[Start]

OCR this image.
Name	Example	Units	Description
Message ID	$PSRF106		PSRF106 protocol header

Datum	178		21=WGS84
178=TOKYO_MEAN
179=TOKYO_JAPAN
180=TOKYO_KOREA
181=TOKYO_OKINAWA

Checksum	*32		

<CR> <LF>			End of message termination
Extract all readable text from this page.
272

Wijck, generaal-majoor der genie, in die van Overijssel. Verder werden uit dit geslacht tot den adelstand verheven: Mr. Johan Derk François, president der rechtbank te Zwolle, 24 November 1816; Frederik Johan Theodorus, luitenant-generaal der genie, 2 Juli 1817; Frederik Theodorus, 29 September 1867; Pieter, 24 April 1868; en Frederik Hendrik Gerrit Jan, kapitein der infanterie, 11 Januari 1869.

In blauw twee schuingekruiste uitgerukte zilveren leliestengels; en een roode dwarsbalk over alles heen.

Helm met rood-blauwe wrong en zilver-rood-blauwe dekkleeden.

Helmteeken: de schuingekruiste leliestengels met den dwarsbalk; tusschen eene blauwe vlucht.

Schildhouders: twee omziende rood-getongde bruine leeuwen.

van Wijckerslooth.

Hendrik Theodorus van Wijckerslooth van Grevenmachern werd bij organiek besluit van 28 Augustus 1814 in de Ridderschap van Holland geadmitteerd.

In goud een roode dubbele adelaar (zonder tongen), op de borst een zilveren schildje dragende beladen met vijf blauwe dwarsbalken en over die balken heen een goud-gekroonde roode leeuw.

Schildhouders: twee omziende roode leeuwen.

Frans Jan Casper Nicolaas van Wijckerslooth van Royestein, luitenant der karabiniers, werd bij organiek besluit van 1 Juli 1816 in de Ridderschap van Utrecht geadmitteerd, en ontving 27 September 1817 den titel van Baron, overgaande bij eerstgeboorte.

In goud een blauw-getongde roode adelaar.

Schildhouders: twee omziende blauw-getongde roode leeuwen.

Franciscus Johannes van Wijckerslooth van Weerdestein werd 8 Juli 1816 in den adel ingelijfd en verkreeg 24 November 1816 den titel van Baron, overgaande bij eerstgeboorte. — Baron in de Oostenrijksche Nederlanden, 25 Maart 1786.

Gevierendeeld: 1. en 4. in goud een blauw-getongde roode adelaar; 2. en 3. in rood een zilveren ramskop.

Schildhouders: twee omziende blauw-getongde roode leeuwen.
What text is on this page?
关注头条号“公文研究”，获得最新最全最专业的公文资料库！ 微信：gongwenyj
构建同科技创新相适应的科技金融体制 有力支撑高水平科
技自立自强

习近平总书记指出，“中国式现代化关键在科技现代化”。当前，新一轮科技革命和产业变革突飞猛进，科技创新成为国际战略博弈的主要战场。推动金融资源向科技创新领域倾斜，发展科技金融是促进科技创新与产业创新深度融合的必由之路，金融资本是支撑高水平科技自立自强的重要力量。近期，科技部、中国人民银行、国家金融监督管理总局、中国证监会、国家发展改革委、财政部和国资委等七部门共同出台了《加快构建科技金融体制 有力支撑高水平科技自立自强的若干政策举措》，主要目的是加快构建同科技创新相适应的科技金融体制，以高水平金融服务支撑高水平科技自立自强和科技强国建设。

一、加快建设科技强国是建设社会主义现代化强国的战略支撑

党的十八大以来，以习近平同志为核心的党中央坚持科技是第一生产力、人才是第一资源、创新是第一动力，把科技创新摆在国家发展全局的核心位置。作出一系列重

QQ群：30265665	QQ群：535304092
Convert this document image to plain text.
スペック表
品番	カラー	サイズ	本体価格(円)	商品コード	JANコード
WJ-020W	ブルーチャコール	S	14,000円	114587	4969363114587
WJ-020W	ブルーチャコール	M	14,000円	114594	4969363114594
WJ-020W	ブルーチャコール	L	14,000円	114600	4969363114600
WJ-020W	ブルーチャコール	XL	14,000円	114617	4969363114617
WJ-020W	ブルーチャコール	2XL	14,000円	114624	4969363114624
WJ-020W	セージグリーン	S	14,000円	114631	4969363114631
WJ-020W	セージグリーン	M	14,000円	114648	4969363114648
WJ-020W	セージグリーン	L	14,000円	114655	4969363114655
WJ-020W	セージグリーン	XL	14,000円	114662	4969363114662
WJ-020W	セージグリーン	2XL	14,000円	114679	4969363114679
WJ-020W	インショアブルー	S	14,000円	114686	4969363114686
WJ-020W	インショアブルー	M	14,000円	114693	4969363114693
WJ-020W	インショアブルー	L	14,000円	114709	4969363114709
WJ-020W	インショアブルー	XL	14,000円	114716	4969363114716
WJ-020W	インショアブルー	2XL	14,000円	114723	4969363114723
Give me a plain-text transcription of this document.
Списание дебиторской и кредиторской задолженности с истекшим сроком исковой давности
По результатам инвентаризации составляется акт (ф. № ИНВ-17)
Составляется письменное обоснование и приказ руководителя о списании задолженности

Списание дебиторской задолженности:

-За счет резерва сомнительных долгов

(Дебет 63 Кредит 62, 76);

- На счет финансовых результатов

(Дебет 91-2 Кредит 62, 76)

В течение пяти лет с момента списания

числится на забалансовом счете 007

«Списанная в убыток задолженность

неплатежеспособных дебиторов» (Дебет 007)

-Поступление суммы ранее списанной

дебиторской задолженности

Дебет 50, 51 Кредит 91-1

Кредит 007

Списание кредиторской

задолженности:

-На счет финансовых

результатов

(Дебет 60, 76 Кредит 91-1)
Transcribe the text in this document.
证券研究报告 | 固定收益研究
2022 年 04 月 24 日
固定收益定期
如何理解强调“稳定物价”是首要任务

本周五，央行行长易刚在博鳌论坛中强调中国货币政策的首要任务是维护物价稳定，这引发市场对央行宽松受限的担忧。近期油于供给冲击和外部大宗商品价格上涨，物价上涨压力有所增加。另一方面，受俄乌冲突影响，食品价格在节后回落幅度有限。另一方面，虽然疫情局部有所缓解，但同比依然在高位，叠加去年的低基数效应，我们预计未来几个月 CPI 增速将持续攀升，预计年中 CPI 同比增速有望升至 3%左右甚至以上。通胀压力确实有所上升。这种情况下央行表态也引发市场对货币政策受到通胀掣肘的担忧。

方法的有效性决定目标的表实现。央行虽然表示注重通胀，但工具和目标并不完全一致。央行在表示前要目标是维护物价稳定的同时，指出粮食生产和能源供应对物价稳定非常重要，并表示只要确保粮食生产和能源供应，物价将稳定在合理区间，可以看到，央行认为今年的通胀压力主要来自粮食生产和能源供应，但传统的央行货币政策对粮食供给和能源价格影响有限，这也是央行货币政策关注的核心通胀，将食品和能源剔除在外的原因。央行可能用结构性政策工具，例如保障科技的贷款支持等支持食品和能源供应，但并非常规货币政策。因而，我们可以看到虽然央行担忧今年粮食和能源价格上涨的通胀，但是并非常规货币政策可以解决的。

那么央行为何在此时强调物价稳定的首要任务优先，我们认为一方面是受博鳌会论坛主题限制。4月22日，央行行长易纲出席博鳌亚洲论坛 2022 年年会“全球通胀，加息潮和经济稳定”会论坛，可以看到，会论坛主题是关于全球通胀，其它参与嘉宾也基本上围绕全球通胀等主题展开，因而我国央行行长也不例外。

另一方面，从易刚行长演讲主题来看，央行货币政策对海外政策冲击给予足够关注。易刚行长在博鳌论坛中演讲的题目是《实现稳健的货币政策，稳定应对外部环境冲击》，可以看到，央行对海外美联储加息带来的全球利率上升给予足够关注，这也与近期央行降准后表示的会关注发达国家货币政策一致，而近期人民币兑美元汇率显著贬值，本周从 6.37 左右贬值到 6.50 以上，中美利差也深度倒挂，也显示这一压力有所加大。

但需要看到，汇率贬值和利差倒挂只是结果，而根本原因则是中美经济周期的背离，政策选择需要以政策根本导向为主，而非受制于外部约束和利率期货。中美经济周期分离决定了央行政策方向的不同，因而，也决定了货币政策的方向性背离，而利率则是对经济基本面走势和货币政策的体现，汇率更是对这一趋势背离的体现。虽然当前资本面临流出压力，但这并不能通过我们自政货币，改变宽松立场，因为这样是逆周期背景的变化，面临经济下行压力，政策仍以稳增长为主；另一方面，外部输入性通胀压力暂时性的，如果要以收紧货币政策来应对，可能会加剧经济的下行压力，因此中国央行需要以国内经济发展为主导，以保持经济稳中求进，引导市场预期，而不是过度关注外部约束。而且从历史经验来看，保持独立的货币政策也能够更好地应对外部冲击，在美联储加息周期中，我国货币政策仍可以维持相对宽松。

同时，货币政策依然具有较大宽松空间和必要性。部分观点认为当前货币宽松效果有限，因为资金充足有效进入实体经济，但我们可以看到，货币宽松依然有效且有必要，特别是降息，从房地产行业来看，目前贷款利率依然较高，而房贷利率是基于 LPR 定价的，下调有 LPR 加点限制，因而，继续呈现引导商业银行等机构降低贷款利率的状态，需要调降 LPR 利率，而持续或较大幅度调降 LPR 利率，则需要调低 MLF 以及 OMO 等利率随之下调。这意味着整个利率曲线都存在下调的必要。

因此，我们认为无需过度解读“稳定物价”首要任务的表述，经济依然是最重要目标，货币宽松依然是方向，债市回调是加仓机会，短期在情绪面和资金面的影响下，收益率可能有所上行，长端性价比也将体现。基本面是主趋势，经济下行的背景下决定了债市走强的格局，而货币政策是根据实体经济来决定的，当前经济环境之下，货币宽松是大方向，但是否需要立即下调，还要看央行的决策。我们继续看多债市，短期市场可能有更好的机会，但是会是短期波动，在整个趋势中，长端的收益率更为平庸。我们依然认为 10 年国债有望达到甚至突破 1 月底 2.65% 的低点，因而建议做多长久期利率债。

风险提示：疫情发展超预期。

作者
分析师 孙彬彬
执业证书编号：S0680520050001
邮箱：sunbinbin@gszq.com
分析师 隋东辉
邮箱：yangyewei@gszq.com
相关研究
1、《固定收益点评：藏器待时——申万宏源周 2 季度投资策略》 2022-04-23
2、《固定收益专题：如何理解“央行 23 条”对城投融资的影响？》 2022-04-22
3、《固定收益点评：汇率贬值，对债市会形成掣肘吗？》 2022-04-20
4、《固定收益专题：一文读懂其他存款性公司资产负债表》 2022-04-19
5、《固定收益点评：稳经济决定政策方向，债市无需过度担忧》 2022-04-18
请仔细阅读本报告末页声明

[End]

Problem description:
Go through the data and gather every line that holds "blauwe".

The completed task:
Helm met rood-blauwe wrong en zilver-rood-blauwe dekkleeden.
Helmteeken: de schuingekruiste leliestengels met den dwarsbalk; tusschen eene blauwe vlucht.
In goud een roode dubbele adelaar (zonder tongen), op de borst een zilveren schildje dragende beladen met vijf blauwe dwarsbalken en over die balken heen een goud-gekroonde roode leeuw.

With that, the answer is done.